(Records from a data source):
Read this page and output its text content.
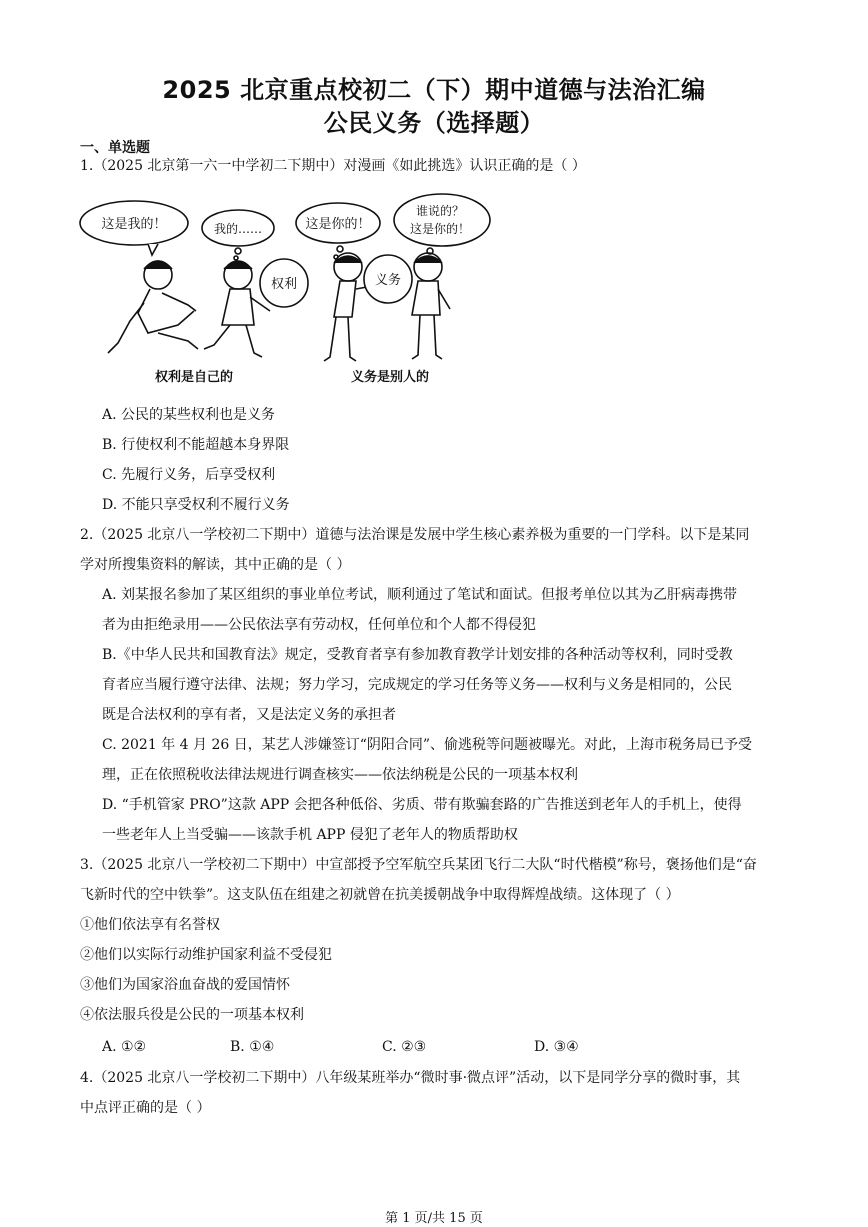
2025 北京重点校初二（下）期中道德与法治汇编
公民义务（选择题）
一、单选题
1.（2025 北京第一六一中学初二下期中）对漫画《如此挑选》认识正确的是（ ）
这是我的！	我的……	这是你的！
谁说的？
这是你的！
权利	义务
权利是自己的	义务是别人的
A. 公民的某些权利也是义务
B. 行使权利不能超越本身界限
C. 先履行义务，后享受权利
D. 不能只享受权利不履行义务
2.（2025 北京八一学校初二下期中）道德与法治课是发展中学生核心素养极为重要的一门学科。以下是某同
学对所搜集资料的解读，其中正确的是（ ）
A. 刘某报名参加了某区组织的事业单位考试，顺利通过了笔试和面试。但报考单位以其为乙肝病毒携带
者为由拒绝录用——公民依法享有劳动权，任何单位和个人都不得侵犯
B.《中华人民共和国教育法》规定，受教育者享有参加教育教学计划安排的各种活动等权利，同时受教
育者应当履行遵守法律、法规；努力学习，完成规定的学习任务等义务——权利与义务是相同的，公民
既是合法权利的享有者，又是法定义务的承担者
C. 2021 年 4 月 26 日，某艺人涉嫌签订“阴阳合同”、偷逃税等问题被曝光。对此，上海市税务局已予受
理，正在依照税收法律法规进行调查核实——依法纳税是公民的一项基本权利
D. “手机管家 PRO”这款 APP 会把各种低俗、劣质、带有欺骗套路的广告推送到老年人的手机上，使得
一些老年人上当受骗——该款手机 APP 侵犯了老年人的物质帮助权
3.（2025 北京八一学校初二下期中）中宣部授予空军航空兵某团飞行二大队“时代楷模”称号，褒扬他们是“奋
飞新时代的空中铁拳”。这支队伍在组建之初就曾在抗美援朝战争中取得辉煌战绩。这体现了（ ）
①他们依法享有名誉权
②他们以实际行动维护国家利益不受侵犯
③他们为国家浴血奋战的爱国情怀
④依法服兵役是公民的一项基本权利
A. ①②	B. ①④	C. ②③	D. ③④
4.（2025 北京八一学校初二下期中）八年级某班举办“微时事·微点评”活动，以下是同学分享的微时事，其
中点评正确的是（ ）
第 1 页/共 15 页
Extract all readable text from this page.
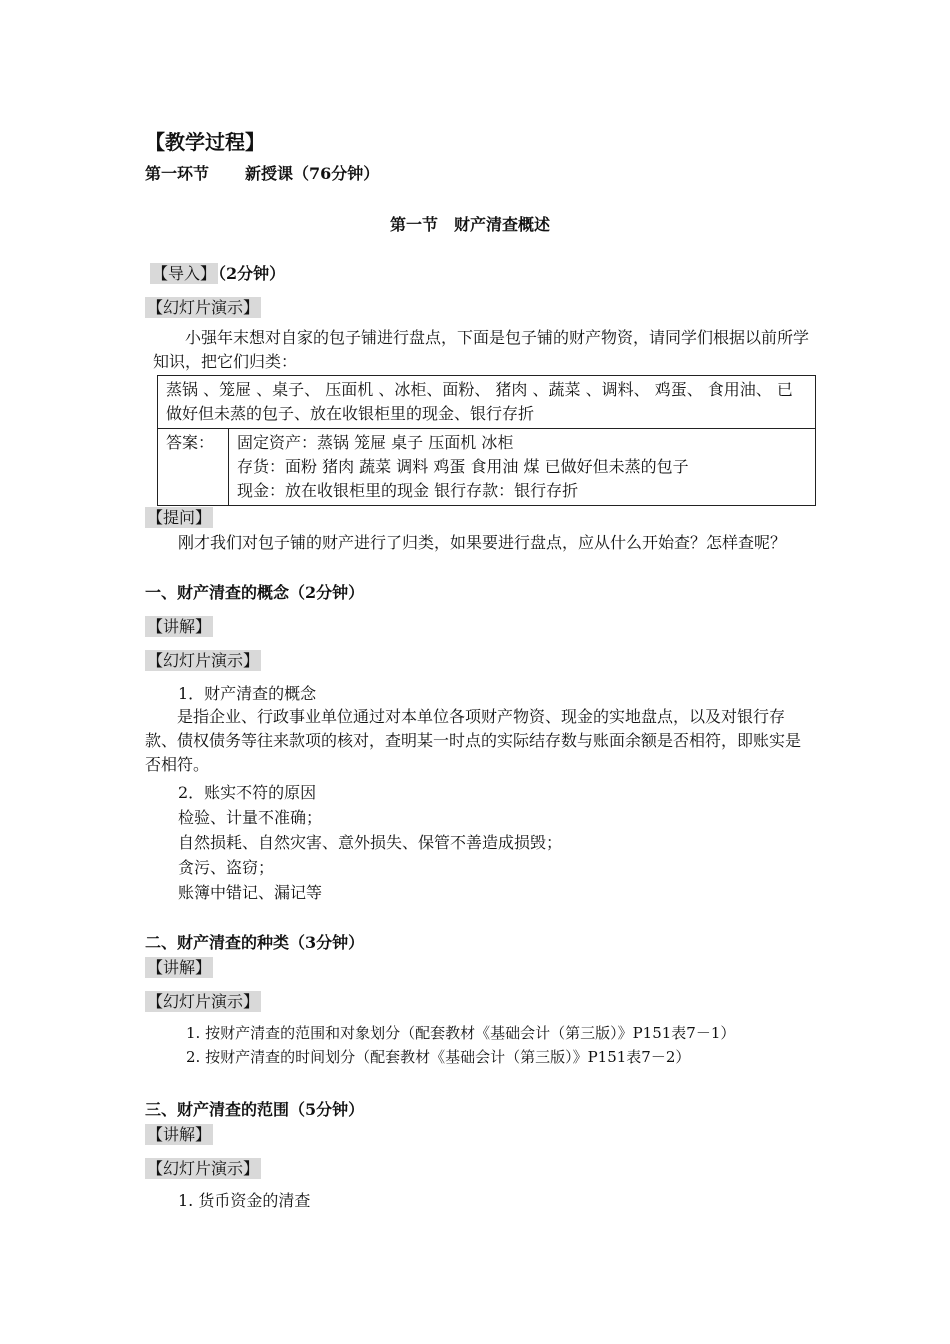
【教学过程】
第一环节 新授课（76分钟）
第一节　财产清查概述
【导入】 （2分钟）
【幻灯片演示】
小强年末想对自家的包子铺进行盘点，下面是包子铺的财产物资，请同学们根据以前所学知识，把它们归类：
蒸锅 、笼屉 、桌子、 压面机 、冰柜、面粉、 猪肉 、蔬菜 、调料、 鸡蛋、 食用油、 已做好但未蒸的包子、放在收银柜里的现金、银行存折
答案：	固定资产：蒸锅 笼屉 桌子 压面机 冰柜
存货：面粉 猪肉 蔬菜 调料 鸡蛋 食用油 煤 已做好但未蒸的包子
现金：放在收银柜里的现金 银行存款：银行存折
【提问】
刚才我们对包子铺的财产进行了归类，如果要进行盘点，应从什么开始查？怎样查呢？
一、财产清查的概念（2分钟）
【讲解】
【幻灯片演示】
1．财产清查的概念
是指企业、行政事业单位通过对本单位各项财产物资、现金的实地盘点，以及对银行存款、债权债务等往来款项的核对，查明某一时点的实际结存数与账面余额是否相符，即账实是否相符。
2．账实不符的原因
检验、计量不准确；
自然损耗、自然灾害、意外损失、保管不善造成损毁；
贪污、盗窃；
账簿中错记、漏记等
二、财产清查的种类（3分钟）
【讲解】
【幻灯片演示】
1. 按财产清查的范围和对象划分（配套教材《基础会计（第三版）》P151表7－1）
2. 按财产清查的时间划分（配套教材《基础会计（第三版）》P151表7－2）
三、财产清查的范围（5分钟）
【讲解】
【幻灯片演示】
1. 货币资金的清查
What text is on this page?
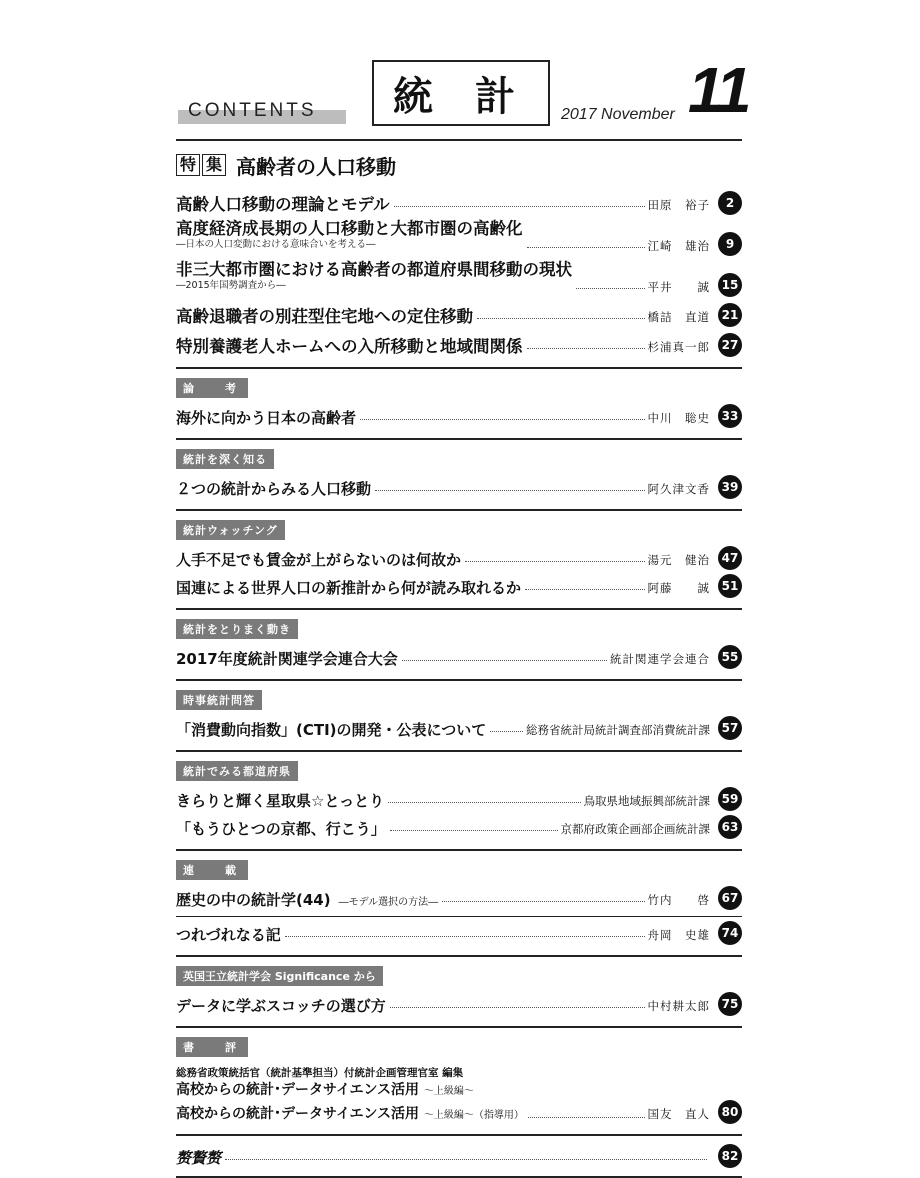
CONTENTS	統 計	2017 November 11
特 集 高齢者の人口移動
高齢人口移動の理論とモデル	田原　裕子	2
高度経済成長期の人口移動と大都市圏の高齢化
―日本の人口変動における意味合いを考える―	江崎　雄治	9
非三大都市圏における高齢者の都道府県間移動の現状
―2015年国勢調査から―	平井　　誠 15
高齢退職者の別荘型住宅地への定住移動	橋詰　直道 21
特別養護老人ホームへの入所移動と地域間関係	杉浦真一郎 27
論　考
海外に向かう日本の高齢者	中川　聡史 33
統計を深く知る
２つの統計からみる人口移動	阿久津文香 39
統計ウォッチング
人手不足でも賃金が上がらないのは何故か	湯元　健治 47
国連による世界人口の新推計から何が読み取れるか	阿藤　　誠 51
統計をとりまく動き
2017年度統計関連学会連合大会	統計関連学会連合 55
時事統計問答
「消費動向指数」(CTI)の開発・公表について	総務省統計局統計調査部消費統計課 57
統計でみる都道府県
きらりと輝く星取県☆とっとり	鳥取県地域振興部統計課 59
「もうひとつの京都、行こう」	京都府政策企画部企画統計課 63
連　載
歴史の中の統計学(44) ―モデル選択の方法―	竹内　　啓 67
つれづれなる記	舟岡　史雄 74
英国王立統計学会 Significance から
データに学ぶスコッチの選び方	中村耕太郎 75
書　評
総務省政策統括官（統計基準担当）付統計企画管理官室 編集
高校からの統計･データサイエンス活用 ～上級編～
高校からの統計･データサイエンス活用 ～上級編～（指導用）	国友　直人 80
赘贅赘	82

(Stated goal):
Restate the records above in full, word for word. Keep pictures out.

(The result):
Read this page and output its text content.
2025 北京重点校初二（下）期中道德与法治汇编
公民义务（选择题）
一、单选题
1.（2025 北京第一六一中学初二下期中）对漫画《如此挑选》认识正确的是（ ）
这是我的！	我的……	这是你的！
谁说的？
这是你的！
权利	义务
权利是自己的	义务是别人的
A. 公民的某些权利也是义务
B. 行使权利不能超越本身界限
C. 先履行义务，后享受权利
D. 不能只享受权利不履行义务
2.（2025 北京八一学校初二下期中）道德与法治课是发展中学生核心素养极为重要的一门学科。以下是某同
学对所搜集资料的解读，其中正确的是（ ）
A. 刘某报名参加了某区组织的事业单位考试，顺利通过了笔试和面试。但报考单位以其为乙肝病毒携带
者为由拒绝录用——公民依法享有劳动权，任何单位和个人都不得侵犯
B.《中华人民共和国教育法》规定，受教育者享有参加教育教学计划安排的各种活动等权利，同时受教
育者应当履行遵守法律、法规；努力学习，完成规定的学习任务等义务——权利与义务是相同的，公民
既是合法权利的享有者，又是法定义务的承担者
C. 2021 年 4 月 26 日，某艺人涉嫌签订“阴阳合同”、偷逃税等问题被曝光。对此，上海市税务局已予受
理，正在依照税收法律法规进行调查核实——依法纳税是公民的一项基本权利
D. “手机管家 PRO”这款 APP 会把各种低俗、劣质、带有欺骗套路的广告推送到老年人的手机上，使得
一些老年人上当受骗——该款手机 APP 侵犯了老年人的物质帮助权
3.（2025 北京八一学校初二下期中）中宣部授予空军航空兵某团飞行二大队“时代楷模”称号，褒扬他们是“奋
飞新时代的空中铁拳”。这支队伍在组建之初就曾在抗美援朝战争中取得辉煌战绩。这体现了（ ）
①他们依法享有名誉权
②他们以实际行动维护国家利益不受侵犯
③他们为国家浴血奋战的爱国情怀
④依法服兵役是公民的一项基本权利
A. ①②	B. ①④	C. ②③	D. ③④
4.（2025 北京八一学校初二下期中）八年级某班举办“微时事·微点评”活动，以下是同学分享的微时事，其
中点评正确的是（ ）
第 1 页/共 15 页
Extract all readable text from this page.
【教学过程】
第一环节 新授课（76分钟）
第一节　财产清查概述
【导入】 （2分钟）
【幻灯片演示】
小强年末想对自家的包子铺进行盘点，下面是包子铺的财产物资，请同学们根据以前所学知识，把它们归类：
蒸锅 、笼屉 、桌子、 压面机 、冰柜、面粉、 猪肉 、蔬菜 、调料、 鸡蛋、 食用油、 已做好但未蒸的包子、放在收银柜里的现金、银行存折
答案：	固定资产：蒸锅 笼屉 桌子 压面机 冰柜
存货：面粉 猪肉 蔬菜 调料 鸡蛋 食用油 煤 已做好但未蒸的包子
现金：放在收银柜里的现金 银行存款：银行存折
【提问】
刚才我们对包子铺的财产进行了归类，如果要进行盘点，应从什么开始查？怎样查呢？
一、财产清查的概念（2分钟）
【讲解】
【幻灯片演示】
1．财产清查的概念
是指企业、行政事业单位通过对本单位各项财产物资、现金的实地盘点，以及对银行存款、债权债务等往来款项的核对，查明某一时点的实际结存数与账面余额是否相符，即账实是否相符。
2．账实不符的原因
检验、计量不准确；
自然损耗、自然灾害、意外损失、保管不善造成损毁；
贪污、盗窃；
账簿中错记、漏记等
二、财产清查的种类（3分钟）
【讲解】
【幻灯片演示】
1. 按财产清查的范围和对象划分（配套教材《基础会计（第三版）》P151表7－1）
2. 按财产清查的时间划分（配套教材《基础会计（第三版）》P151表7－2）
三、财产清查的范围（5分钟）
【讲解】
【幻灯片演示】
1. 货币资金的清查
What text is on this page?
CONTENTS	統 計	2017 November 11
特 集 高齢者の人口移動
高齢人口移動の理論とモデル	田原　裕子	2
高度経済成長期の人口移動と大都市圏の高齢化
―日本の人口変動における意味合いを考える―	江崎　雄治	9
非三大都市圏における高齢者の都道府県間移動の現状
―2015年国勢調査から―	平井　　誠 15
高齢退職者の別荘型住宅地への定住移動	橋詰　直道 21
特別養護老人ホームへの入所移動と地域間関係	杉浦真一郎 27
論　考
海外に向かう日本の高齢者	中川　聡史 33
統計を深く知る
２つの統計からみる人口移動	阿久津文香 39
統計ウォッチング
人手不足でも賃金が上がらないのは何故か	湯元　健治 47
国連による世界人口の新推計から何が読み取れるか	阿藤　　誠 51
統計をとりまく動き
2017年度統計関連学会連合大会	統計関連学会連合 55
時事統計問答
「消費動向指数」(CTI)の開発・公表について	総務省統計局統計調査部消費統計課 57
統計でみる都道府県
きらりと輝く星取県☆とっとり	鳥取県地域振興部統計課 59
「もうひとつの京都、行こう」	京都府政策企画部企画統計課 63
連　載
歴史の中の統計学(44) ―モデル選択の方法―	竹内　　啓 67
つれづれなる記	舟岡　史雄 74
英国王立統計学会 Significance から
データに学ぶスコッチの選び方	中村耕太郎 75
書　評
総務省政策統括官（統計基準担当）付統計企画管理官室 編集
高校からの統計･データサイエンス活用 ～上級編～
高校からの統計･データサイエンス活用 ～上級編～（指導用）	国友　直人 80
赘贅赘	82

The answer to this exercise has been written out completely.